▶ [Exercise aim]
Retype every entry in its entirety, without alteration.

▶ [Data entries]
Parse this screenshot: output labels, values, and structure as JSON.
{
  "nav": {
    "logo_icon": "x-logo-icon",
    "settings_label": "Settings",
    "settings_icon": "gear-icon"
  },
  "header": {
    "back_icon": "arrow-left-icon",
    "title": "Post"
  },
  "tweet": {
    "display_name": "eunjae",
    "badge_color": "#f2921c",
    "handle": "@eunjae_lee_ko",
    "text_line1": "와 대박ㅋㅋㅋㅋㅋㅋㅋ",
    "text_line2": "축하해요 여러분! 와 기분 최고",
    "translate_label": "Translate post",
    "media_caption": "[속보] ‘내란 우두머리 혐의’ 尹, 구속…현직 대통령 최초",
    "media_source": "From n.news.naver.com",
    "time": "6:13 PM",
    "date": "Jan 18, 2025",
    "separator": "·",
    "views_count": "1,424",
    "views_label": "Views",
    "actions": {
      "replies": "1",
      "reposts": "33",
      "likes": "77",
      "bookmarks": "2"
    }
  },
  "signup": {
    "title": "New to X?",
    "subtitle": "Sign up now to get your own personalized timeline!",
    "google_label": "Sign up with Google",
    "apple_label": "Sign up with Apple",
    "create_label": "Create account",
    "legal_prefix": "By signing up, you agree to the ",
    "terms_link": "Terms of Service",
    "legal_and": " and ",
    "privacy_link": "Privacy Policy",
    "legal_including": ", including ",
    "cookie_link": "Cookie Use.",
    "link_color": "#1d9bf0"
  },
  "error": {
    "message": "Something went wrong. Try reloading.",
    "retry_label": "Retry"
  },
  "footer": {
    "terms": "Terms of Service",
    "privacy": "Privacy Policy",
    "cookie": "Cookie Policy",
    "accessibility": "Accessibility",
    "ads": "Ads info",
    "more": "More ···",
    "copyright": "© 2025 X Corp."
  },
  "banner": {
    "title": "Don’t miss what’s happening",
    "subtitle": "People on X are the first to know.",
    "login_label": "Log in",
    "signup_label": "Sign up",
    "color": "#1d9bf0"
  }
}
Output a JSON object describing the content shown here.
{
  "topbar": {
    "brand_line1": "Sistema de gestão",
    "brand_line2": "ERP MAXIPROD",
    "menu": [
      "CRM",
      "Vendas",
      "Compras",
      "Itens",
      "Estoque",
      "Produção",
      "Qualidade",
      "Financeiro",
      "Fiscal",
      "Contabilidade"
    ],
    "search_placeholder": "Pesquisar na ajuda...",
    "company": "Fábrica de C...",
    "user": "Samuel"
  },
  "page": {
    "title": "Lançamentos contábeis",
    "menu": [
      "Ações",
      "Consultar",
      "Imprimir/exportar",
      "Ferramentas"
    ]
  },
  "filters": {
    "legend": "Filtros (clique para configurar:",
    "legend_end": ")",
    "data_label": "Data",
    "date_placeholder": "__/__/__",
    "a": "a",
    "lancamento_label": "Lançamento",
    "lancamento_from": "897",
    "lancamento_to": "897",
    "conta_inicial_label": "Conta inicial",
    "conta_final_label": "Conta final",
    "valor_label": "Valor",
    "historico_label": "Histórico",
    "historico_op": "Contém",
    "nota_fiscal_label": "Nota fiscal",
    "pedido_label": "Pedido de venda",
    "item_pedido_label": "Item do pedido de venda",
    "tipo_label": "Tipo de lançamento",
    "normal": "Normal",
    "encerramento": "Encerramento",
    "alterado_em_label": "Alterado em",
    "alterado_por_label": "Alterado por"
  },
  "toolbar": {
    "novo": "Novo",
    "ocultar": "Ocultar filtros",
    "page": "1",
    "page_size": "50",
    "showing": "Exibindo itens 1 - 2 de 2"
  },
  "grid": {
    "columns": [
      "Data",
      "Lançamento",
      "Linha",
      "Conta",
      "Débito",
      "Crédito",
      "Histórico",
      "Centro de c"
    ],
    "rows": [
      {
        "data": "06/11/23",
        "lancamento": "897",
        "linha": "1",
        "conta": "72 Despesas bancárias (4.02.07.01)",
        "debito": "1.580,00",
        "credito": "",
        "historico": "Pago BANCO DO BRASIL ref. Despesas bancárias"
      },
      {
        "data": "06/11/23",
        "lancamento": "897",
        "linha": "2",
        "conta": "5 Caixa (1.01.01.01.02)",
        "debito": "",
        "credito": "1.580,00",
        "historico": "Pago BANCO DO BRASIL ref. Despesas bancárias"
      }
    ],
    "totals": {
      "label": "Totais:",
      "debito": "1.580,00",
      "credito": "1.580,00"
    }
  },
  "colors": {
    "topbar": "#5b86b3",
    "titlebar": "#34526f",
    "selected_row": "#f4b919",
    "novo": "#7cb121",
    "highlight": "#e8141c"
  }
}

▶ [Complete output]
Parse this screenshot: output labels, values, and structure as JSON.
{
  "nav": {
    "logo_icon": "x-logo-icon",
    "settings_label": "Settings",
    "settings_icon": "gear-icon"
  },
  "header": {
    "back_icon": "arrow-left-icon",
    "title": "Post"
  },
  "tweet": {
    "display_name": "eunjae",
    "badge_color": "#f2921c",
    "handle": "@eunjae_lee_ko",
    "text_line1": "와 대박ㅋㅋㅋㅋㅋㅋㅋ",
    "text_line2": "축하해요 여러분! 와 기분 최고",
    "translate_label": "Translate post",
    "media_caption": "[속보] ‘내란 우두머리 혐의’ 尹, 구속…현직 대통령 최초",
    "media_source": "From n.news.naver.com",
    "time": "6:13 PM",
    "date": "Jan 18, 2025",
    "separator": "·",
    "views_count": "1,424",
    "views_label": "Views",
    "actions": {
      "replies": "1",
      "reposts": "33",
      "likes": "77",
      "bookmarks": "2"
    }
  },
  "signup": {
    "title": "New to X?",
    "subtitle": "Sign up now to get your own personalized timeline!",
    "google_label": "Sign up with Google",
    "apple_label": "Sign up with Apple",
    "create_label": "Create account",
    "legal_prefix": "By signing up, you agree to the ",
    "terms_link": "Terms of Service",
    "legal_and": " and ",
    "privacy_link": "Privacy Policy",
    "legal_including": ", including ",
    "cookie_link": "Cookie Use.",
    "link_color": "#1d9bf0"
  },
  "error": {
    "message": "Something went wrong. Try reloading.",
    "retry_label": "Retry"
  },
  "footer": {
    "terms": "Terms of Service",
    "privacy": "Privacy Policy",
    "cookie": "Cookie Policy",
    "accessibility": "Accessibility",
    "ads": "Ads info",
    "more": "More ···",
    "copyright": "© 2025 X Corp."
  },
  "banner": {
    "title": "Don’t miss what’s happening",
    "subtitle": "People on X are the first to know.",
    "login_label": "Log in",
    "signup_label": "Sign up",
    "color": "#1d9bf0"
  }
}
Output a JSON object describing the content shown here.
{
  "topbar": {
    "brand_line1": "Sistema de gestão",
    "brand_line2": "ERP MAXIPROD",
    "menu": [
      "CRM",
      "Vendas",
      "Compras",
      "Itens",
      "Estoque",
      "Produção",
      "Qualidade",
      "Financeiro",
      "Fiscal",
      "Contabilidade"
    ],
    "search_placeholder": "Pesquisar na ajuda...",
    "company": "Fábrica de C...",
    "user": "Samuel"
  },
  "page": {
    "title": "Lançamentos contábeis",
    "menu": [
      "Ações",
      "Consultar",
      "Imprimir/exportar",
      "Ferramentas"
    ]
  },
  "filters": {
    "legend": "Filtros (clique para configurar:",
    "legend_end": ")",
    "data_label": "Data",
    "date_placeholder": "__/__/__",
    "a": "a",
    "lancamento_label": "Lançamento",
    "lancamento_from": "897",
    "lancamento_to": "897",
    "conta_inicial_label": "Conta inicial",
    "conta_final_label": "Conta final",
    "valor_label": "Valor",
    "historico_label": "Histórico",
    "historico_op": "Contém",
    "nota_fiscal_label": "Nota fiscal",
    "pedido_label": "Pedido de venda",
    "item_pedido_label": "Item do pedido de venda",
    "tipo_label": "Tipo de lançamento",
    "normal": "Normal",
    "encerramento": "Encerramento",
    "alterado_em_label": "Alterado em",
    "alterado_por_label": "Alterado por"
  },
  "toolbar": {
    "novo": "Novo",
    "ocultar": "Ocultar filtros",
    "page": "1",
    "page_size": "50",
    "showing": "Exibindo itens 1 - 2 de 2"
  },
  "grid": {
    "columns": [
      "Data",
      "Lançamento",
      "Linha",
      "Conta",
      "Débito",
      "Crédito",
      "Histórico",
      "Centro de c"
    ],
    "rows": [
      {
        "data": "06/11/23",
        "lancamento": "897",
        "linha": "1",
        "conta": "72 Despesas bancárias (4.02.07.01)",
        "debito": "1.580,00",
        "credito": "",
        "historico": "Pago BANCO DO BRASIL ref. Despesas bancárias"
      },
      {
        "data": "06/11/23",
        "lancamento": "897",
        "linha": "2",
        "conta": "5 Caixa (1.01.01.01.02)",
        "debito": "",
        "credito": "1.580,00",
        "historico": "Pago BANCO DO BRASIL ref. Despesas bancárias"
      }
    ],
    "totals": {
      "label": "Totais:",
      "debito": "1.580,00",
      "credito": "1.580,00"
    }
  },
  "colors": {
    "topbar": "#5b86b3",
    "titlebar": "#34526f",
    "selected_row": "#f4b919",
    "novo": "#7cb121",
    "highlight": "#e8141c"
  }
}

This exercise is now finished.